▸ **Collected data**:
****

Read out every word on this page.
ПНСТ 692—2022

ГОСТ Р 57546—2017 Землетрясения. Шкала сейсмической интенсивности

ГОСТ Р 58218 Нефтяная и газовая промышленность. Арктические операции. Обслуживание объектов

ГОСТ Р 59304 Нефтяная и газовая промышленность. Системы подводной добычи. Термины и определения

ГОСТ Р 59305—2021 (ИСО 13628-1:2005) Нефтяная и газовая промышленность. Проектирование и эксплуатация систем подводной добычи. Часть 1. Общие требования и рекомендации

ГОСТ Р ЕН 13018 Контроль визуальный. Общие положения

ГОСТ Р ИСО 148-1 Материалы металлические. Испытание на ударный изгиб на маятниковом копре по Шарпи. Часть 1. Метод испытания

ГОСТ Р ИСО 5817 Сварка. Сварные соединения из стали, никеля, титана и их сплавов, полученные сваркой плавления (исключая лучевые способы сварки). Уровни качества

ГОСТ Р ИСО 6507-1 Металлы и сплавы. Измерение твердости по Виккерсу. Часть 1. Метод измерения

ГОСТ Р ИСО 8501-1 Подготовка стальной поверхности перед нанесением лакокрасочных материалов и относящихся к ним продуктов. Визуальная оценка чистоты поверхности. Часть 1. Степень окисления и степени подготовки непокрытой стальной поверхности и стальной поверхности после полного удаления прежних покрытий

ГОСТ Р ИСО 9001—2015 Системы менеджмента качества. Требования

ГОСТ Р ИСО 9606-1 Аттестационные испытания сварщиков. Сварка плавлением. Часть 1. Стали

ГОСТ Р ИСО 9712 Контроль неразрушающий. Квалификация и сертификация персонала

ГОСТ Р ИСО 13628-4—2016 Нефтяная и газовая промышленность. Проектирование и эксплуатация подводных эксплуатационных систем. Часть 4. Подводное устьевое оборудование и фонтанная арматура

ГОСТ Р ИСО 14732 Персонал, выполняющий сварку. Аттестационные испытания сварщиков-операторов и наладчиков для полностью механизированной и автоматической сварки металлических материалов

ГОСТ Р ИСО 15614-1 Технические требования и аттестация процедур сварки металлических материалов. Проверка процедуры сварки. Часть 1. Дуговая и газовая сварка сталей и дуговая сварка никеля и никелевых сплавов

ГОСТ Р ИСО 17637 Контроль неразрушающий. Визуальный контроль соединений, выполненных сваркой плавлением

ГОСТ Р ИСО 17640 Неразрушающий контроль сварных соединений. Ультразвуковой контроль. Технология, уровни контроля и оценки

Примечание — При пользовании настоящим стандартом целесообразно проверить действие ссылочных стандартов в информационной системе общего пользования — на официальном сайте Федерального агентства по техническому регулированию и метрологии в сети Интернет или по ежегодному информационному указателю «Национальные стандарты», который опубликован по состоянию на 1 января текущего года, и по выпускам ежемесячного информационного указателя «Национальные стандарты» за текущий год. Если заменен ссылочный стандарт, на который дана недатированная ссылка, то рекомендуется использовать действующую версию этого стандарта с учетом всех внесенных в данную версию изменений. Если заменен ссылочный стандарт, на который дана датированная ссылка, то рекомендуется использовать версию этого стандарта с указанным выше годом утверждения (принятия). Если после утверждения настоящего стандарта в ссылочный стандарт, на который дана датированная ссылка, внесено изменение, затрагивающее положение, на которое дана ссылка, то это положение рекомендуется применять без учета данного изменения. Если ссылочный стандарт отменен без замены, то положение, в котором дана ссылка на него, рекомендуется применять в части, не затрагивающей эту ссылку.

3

****

▸ **What to do**: Type out the full listing again, exactly as given.

▸ **Result of this task**:
Read out every word on this page.
ПНСТ 692—2022

ГОСТ Р 57546—2017 Землетрясения. Шкала сейсмической интенсивности

ГОСТ Р 58218 Нефтяная и газовая промышленность. Арктические операции. Обслуживание объектов

ГОСТ Р 59304 Нефтяная и газовая промышленность. Системы подводной добычи. Термины и определения

ГОСТ Р 59305—2021 (ИСО 13628-1:2005) Нефтяная и газовая промышленность. Проектирование и эксплуатация систем подводной добычи. Часть 1. Общие требования и рекомендации

ГОСТ Р ЕН 13018 Контроль визуальный. Общие положения

ГОСТ Р ИСО 148-1 Материалы металлические. Испытание на ударный изгиб на маятниковом копре по Шарпи. Часть 1. Метод испытания

ГОСТ Р ИСО 5817 Сварка. Сварные соединения из стали, никеля, титана и их сплавов, полученные сваркой плавления (исключая лучевые способы сварки). Уровни качества

ГОСТ Р ИСО 6507-1 Металлы и сплавы. Измерение твердости по Виккерсу. Часть 1. Метод измерения

ГОСТ Р ИСО 8501-1 Подготовка стальной поверхности перед нанесением лакокрасочных материалов и относящихся к ним продуктов. Визуальная оценка чистоты поверхности. Часть 1. Степень окисления и степени подготовки непокрытой стальной поверхности и стальной поверхности после полного удаления прежних покрытий

ГОСТ Р ИСО 9001—2015 Системы менеджмента качества. Требования

ГОСТ Р ИСО 9606-1 Аттестационные испытания сварщиков. Сварка плавлением. Часть 1. Стали

ГОСТ Р ИСО 9712 Контроль неразрушающий. Квалификация и сертификация персонала

ГОСТ Р ИСО 13628-4—2016 Нефтяная и газовая промышленность. Проектирование и эксплуатация подводных эксплуатационных систем. Часть 4. Подводное устьевое оборудование и фонтанная арматура

ГОСТ Р ИСО 14732 Персонал, выполняющий сварку. Аттестационные испытания сварщиков-операторов и наладчиков для полностью механизированной и автоматической сварки металлических материалов

ГОСТ Р ИСО 15614-1 Технические требования и аттестация процедур сварки металлических материалов. Проверка процедуры сварки. Часть 1. Дуговая и газовая сварка сталей и дуговая сварка никеля и никелевых сплавов

ГОСТ Р ИСО 17637 Контроль неразрушающий. Визуальный контроль соединений, выполненных сваркой плавлением

ГОСТ Р ИСО 17640 Неразрушающий контроль сварных соединений. Ультразвуковой контроль. Технология, уровни контроля и оценки

Примечание — При пользовании настоящим стандартом целесообразно проверить действие ссылочных стандартов в информационной системе общего пользования — на официальном сайте Федерального агентства по техническому регулированию и метрологии в сети Интернет или по ежегодному информационному указателю «Национальные стандарты», который опубликован по состоянию на 1 января текущего года, и по выпускам ежемесячного информационного указателя «Национальные стандарты» за текущий год. Если заменен ссылочный стандарт, на который дана недатированная ссылка, то рекомендуется использовать действующую версию этого стандарта с учетом всех внесенных в данную версию изменений. Если заменен ссылочный стандарт, на который дана датированная ссылка, то рекомендуется использовать версию этого стандарта с указанным выше годом утверждения (принятия). Если после утверждения настоящего стандарта в ссылочный стандарт, на который дана датированная ссылка, внесено изменение, затрагивающее положение, на которое дана ссылка, то это положение рекомендуется применять без учета данного изменения. Если ссылочный стандарт отменен без замены, то положение, в котором дана ссылка на него, рекомендуется применять в части, не затрагивающей эту ссылку.

3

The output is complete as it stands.